== Short exercise ==
Below are the records. Gather each line that holds "iste".

== Supplied records ==
____________________
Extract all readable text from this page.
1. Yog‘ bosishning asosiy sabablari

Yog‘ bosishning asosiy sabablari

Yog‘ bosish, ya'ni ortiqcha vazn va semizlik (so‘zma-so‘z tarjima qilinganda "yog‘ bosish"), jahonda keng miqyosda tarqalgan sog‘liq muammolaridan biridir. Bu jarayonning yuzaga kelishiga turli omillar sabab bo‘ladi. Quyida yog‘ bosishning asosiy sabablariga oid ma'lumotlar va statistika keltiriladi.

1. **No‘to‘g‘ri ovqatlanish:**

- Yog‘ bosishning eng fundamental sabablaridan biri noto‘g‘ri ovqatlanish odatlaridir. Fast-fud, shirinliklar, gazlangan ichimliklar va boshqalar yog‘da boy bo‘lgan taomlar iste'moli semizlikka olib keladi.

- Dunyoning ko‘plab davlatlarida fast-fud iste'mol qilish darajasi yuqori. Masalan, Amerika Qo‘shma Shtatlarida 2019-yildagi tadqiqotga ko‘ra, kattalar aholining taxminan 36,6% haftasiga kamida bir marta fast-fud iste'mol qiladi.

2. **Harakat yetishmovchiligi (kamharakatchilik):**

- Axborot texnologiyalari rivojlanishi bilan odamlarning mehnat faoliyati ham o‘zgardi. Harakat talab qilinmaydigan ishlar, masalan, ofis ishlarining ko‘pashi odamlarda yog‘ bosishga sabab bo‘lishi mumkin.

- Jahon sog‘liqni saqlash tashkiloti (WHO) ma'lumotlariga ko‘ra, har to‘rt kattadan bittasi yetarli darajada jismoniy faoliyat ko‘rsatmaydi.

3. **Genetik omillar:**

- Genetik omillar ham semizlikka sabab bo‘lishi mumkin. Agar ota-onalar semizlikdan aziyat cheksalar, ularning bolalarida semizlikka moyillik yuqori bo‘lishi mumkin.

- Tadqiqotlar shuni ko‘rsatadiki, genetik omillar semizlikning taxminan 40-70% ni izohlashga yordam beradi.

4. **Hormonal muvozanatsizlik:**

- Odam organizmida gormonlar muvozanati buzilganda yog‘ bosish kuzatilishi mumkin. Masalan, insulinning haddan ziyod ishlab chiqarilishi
____________________
== Full solution ==
- Yog‘ bosishning eng fundamental sabablaridan biri noto‘g‘ri ovqatlanish odatlaridir. Fast-fud, shirinliklar, gazlangan ichimliklar va boshqalar yog‘da boy bo‘lgan taomlar iste'moli semizlikka olib keladi.
- Dunyoning ko‘plab davlatlarida fast-fud iste'mol qilish darajasi yuqori. Masalan, Amerika Qo‘shma Shtatlarida 2019-yildagi tadqiqotga ko‘ra, kattalar aholining taxminan 36,6% haftasiga kamida bir marta fast-fud iste'mol qiladi.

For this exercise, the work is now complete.